Dataset entries on figures:
______________________________

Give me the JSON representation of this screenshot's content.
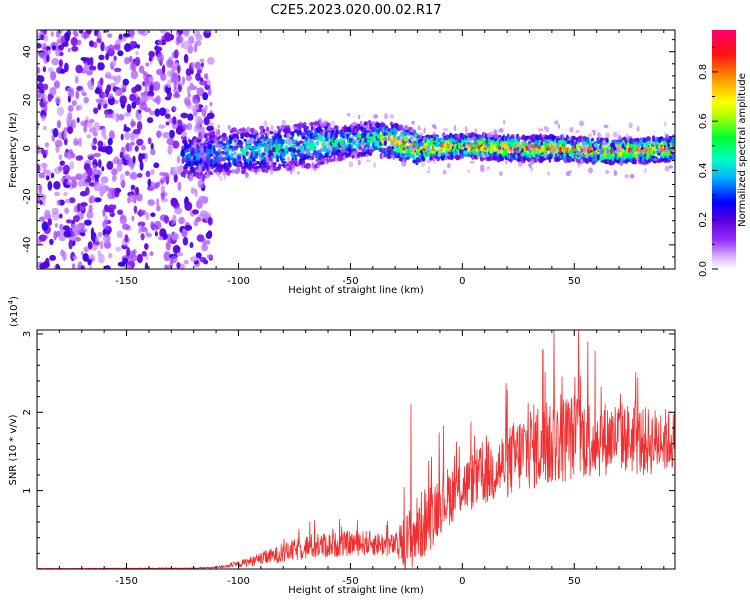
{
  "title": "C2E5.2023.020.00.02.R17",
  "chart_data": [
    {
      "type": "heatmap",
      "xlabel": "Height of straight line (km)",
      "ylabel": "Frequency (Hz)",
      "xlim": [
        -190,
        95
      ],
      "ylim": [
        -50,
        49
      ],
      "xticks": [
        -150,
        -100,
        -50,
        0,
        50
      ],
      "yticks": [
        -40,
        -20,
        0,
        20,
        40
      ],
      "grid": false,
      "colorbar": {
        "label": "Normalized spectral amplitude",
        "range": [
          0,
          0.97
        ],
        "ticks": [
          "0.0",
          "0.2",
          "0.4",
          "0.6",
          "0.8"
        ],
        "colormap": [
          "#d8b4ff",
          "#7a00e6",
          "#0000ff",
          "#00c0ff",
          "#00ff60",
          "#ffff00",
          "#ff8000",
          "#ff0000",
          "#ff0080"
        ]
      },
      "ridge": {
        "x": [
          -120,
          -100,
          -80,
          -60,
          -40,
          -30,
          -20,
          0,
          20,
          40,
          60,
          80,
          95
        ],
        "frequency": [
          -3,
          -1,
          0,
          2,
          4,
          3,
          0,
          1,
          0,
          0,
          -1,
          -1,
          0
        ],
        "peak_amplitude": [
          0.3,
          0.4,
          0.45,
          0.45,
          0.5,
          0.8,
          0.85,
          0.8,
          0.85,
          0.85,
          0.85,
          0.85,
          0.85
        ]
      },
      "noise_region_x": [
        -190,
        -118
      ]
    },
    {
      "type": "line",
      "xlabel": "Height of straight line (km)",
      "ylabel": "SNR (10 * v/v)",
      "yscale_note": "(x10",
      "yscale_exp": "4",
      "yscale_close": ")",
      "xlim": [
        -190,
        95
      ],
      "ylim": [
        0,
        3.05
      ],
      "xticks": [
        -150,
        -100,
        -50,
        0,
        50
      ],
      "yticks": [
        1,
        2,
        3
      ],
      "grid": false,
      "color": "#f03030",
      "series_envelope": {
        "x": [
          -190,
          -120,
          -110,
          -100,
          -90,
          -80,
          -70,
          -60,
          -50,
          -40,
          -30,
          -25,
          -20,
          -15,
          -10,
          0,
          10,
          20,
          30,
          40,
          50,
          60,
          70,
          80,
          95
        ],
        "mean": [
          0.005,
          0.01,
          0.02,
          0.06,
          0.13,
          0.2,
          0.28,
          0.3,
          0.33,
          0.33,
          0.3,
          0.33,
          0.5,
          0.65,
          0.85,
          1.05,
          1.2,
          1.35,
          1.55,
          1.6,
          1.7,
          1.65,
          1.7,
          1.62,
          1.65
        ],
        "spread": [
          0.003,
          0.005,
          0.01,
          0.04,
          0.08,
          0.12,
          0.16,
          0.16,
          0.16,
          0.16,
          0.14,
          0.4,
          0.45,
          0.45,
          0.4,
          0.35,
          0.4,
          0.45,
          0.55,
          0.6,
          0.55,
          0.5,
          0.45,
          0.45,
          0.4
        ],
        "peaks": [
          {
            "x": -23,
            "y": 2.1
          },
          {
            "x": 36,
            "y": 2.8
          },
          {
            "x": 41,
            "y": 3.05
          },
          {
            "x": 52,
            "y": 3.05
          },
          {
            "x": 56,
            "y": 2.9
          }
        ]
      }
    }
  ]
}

______________________________

*TASK DETAILS*
Print the entries above exactly, taking out only the pictures.

*ANSWER IN FULL*
Give me the JSON representation of this screenshot's content.
{
  "title": "C2E5.2023.020.00.02.R17",
  "chart_data": [
    {
      "type": "heatmap",
      "xlabel": "Height of straight line (km)",
      "ylabel": "Frequency (Hz)",
      "xlim": [
        -190,
        95
      ],
      "ylim": [
        -50,
        49
      ],
      "xticks": [
        -150,
        -100,
        -50,
        0,
        50
      ],
      "yticks": [
        -40,
        -20,
        0,
        20,
        40
      ],
      "grid": false,
      "colorbar": {
        "label": "Normalized spectral amplitude",
        "range": [
          0,
          0.97
        ],
        "ticks": [
          "0.0",
          "0.2",
          "0.4",
          "0.6",
          "0.8"
        ],
        "colormap": [
          "#d8b4ff",
          "#7a00e6",
          "#0000ff",
          "#00c0ff",
          "#00ff60",
          "#ffff00",
          "#ff8000",
          "#ff0000",
          "#ff0080"
        ]
      },
      "ridge": {
        "x": [
          -120,
          -100,
          -80,
          -60,
          -40,
          -30,
          -20,
          0,
          20,
          40,
          60,
          80,
          95
        ],
        "frequency": [
          -3,
          -1,
          0,
          2,
          4,
          3,
          0,
          1,
          0,
          0,
          -1,
          -1,
          0
        ],
        "peak_amplitude": [
          0.3,
          0.4,
          0.45,
          0.45,
          0.5,
          0.8,
          0.85,
          0.8,
          0.85,
          0.85,
          0.85,
          0.85,
          0.85
        ]
      },
      "noise_region_x": [
        -190,
        -118
      ]
    },
    {
      "type": "line",
      "xlabel": "Height of straight line (km)",
      "ylabel": "SNR (10 * v/v)",
      "yscale_note": "(x10",
      "yscale_exp": "4",
      "yscale_close": ")",
      "xlim": [
        -190,
        95
      ],
      "ylim": [
        0,
        3.05
      ],
      "xticks": [
        -150,
        -100,
        -50,
        0,
        50
      ],
      "yticks": [
        1,
        2,
        3
      ],
      "grid": false,
      "color": "#f03030",
      "series_envelope": {
        "x": [
          -190,
          -120,
          -110,
          -100,
          -90,
          -80,
          -70,
          -60,
          -50,
          -40,
          -30,
          -25,
          -20,
          -15,
          -10,
          0,
          10,
          20,
          30,
          40,
          50,
          60,
          70,
          80,
          95
        ],
        "mean": [
          0.005,
          0.01,
          0.02,
          0.06,
          0.13,
          0.2,
          0.28,
          0.3,
          0.33,
          0.33,
          0.3,
          0.33,
          0.5,
          0.65,
          0.85,
          1.05,
          1.2,
          1.35,
          1.55,
          1.6,
          1.7,
          1.65,
          1.7,
          1.62,
          1.65
        ],
        "spread": [
          0.003,
          0.005,
          0.01,
          0.04,
          0.08,
          0.12,
          0.16,
          0.16,
          0.16,
          0.16,
          0.14,
          0.4,
          0.45,
          0.45,
          0.4,
          0.35,
          0.4,
          0.45,
          0.55,
          0.6,
          0.55,
          0.5,
          0.45,
          0.45,
          0.4
        ],
        "peaks": [
          {
            "x": -23,
            "y": 2.1
          },
          {
            "x": 36,
            "y": 2.8
          },
          {
            "x": 41,
            "y": 3.05
          },
          {
            "x": 52,
            "y": 3.05
          },
          {
            "x": 56,
            "y": 2.9
          }
        ]
      }
    }
  ]
}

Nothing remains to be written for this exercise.